### Records for this exercise ###
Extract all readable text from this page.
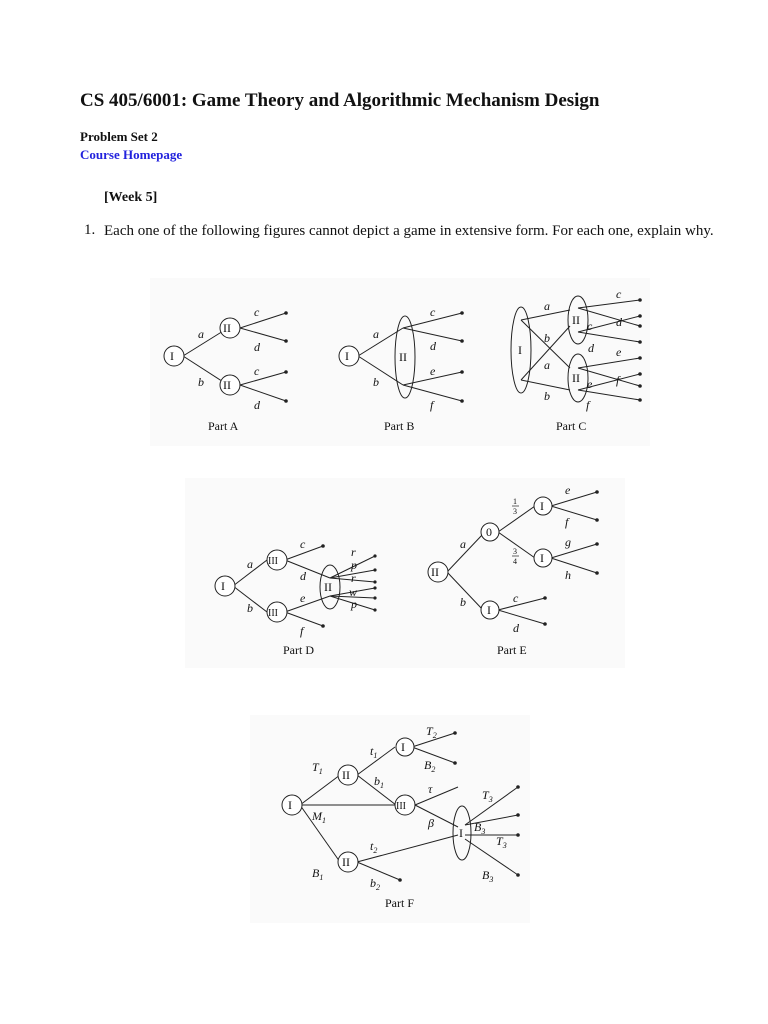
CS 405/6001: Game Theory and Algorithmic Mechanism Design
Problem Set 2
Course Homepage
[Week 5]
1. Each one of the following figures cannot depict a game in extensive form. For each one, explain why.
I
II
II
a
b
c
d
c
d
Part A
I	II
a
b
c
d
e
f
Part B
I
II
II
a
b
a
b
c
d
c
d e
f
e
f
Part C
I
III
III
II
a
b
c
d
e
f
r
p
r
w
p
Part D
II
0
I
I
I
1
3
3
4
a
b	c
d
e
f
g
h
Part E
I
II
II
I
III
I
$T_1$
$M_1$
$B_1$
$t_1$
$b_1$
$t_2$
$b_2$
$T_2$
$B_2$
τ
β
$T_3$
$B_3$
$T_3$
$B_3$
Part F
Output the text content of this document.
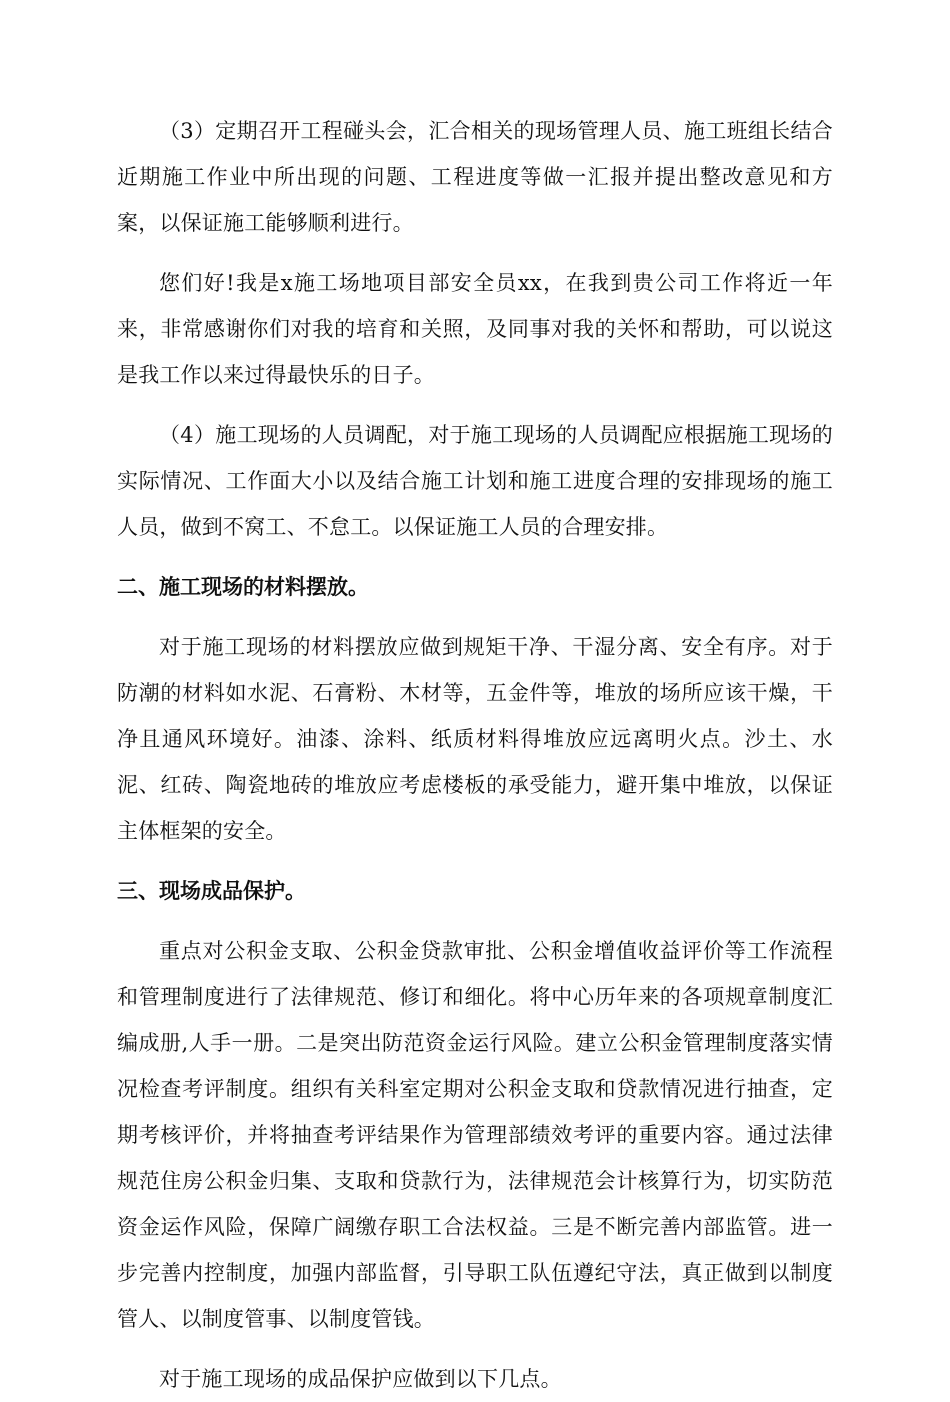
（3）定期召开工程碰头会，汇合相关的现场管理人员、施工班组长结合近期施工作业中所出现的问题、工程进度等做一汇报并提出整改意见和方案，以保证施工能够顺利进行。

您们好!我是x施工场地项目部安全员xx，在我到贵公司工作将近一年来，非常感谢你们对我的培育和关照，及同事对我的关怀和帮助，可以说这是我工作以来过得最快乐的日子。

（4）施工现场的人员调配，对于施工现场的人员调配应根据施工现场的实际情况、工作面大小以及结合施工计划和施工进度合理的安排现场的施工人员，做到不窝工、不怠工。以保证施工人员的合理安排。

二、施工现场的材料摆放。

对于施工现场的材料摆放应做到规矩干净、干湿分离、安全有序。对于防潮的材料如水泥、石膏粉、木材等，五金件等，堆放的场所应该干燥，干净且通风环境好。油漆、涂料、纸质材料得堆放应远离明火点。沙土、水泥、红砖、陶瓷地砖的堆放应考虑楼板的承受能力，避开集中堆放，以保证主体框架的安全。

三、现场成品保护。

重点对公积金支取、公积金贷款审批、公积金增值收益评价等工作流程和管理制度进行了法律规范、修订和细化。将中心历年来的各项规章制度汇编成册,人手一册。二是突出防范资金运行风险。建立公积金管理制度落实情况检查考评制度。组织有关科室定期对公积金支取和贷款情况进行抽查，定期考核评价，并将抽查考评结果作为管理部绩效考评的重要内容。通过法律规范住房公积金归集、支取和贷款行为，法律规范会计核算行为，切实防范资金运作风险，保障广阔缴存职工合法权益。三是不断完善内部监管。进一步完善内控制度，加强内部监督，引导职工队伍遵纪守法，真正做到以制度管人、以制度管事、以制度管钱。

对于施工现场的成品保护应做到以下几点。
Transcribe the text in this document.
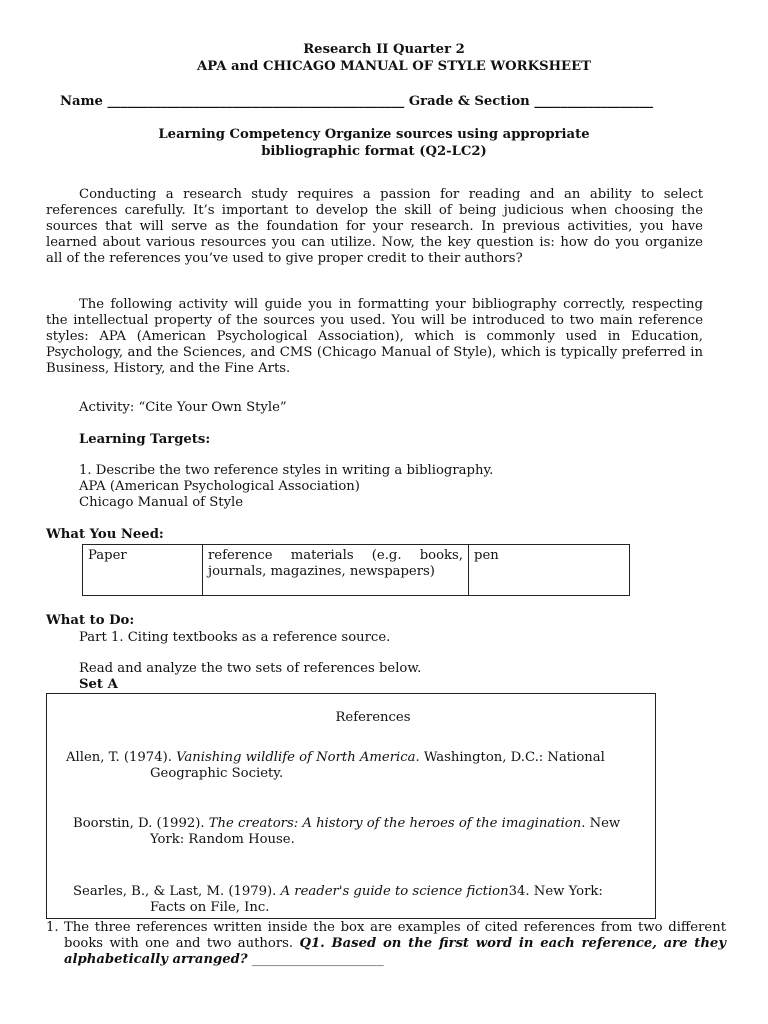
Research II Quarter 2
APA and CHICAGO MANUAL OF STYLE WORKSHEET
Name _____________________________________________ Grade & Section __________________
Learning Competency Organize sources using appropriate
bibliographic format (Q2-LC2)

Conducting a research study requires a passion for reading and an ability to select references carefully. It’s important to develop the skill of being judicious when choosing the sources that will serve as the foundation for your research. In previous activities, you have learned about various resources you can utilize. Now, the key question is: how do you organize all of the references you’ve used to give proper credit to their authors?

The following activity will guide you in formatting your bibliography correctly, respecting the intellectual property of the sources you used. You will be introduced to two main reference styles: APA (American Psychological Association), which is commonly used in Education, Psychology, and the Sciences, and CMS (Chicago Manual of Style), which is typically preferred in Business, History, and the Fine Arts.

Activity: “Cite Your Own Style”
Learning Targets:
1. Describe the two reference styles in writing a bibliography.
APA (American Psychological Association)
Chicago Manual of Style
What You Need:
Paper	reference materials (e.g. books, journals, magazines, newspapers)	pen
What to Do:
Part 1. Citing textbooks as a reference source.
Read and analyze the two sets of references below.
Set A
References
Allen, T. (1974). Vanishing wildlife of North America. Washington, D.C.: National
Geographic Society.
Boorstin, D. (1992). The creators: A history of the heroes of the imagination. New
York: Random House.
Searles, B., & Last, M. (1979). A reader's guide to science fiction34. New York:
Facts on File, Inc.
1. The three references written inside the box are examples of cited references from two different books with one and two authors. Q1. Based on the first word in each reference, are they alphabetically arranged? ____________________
###
### Records for this exercise ###
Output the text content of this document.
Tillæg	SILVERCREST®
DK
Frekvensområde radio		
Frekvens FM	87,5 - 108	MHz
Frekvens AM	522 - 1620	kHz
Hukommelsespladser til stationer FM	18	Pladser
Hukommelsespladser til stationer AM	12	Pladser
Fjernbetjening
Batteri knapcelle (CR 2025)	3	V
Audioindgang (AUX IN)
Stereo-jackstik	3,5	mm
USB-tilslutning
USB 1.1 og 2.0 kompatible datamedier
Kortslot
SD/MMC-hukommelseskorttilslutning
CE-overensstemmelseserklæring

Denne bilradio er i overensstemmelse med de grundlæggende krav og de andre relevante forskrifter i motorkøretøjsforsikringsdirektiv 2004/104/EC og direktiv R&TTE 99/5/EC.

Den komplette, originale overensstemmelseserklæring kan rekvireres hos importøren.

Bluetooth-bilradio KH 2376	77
###
■ Challenge ■
From the data above, pick out each line containing "York" and copy it.

■ Solution ■
York: Random House.
Searles, B., & Last, M. (1979). A reader's guide to science fiction34. New York:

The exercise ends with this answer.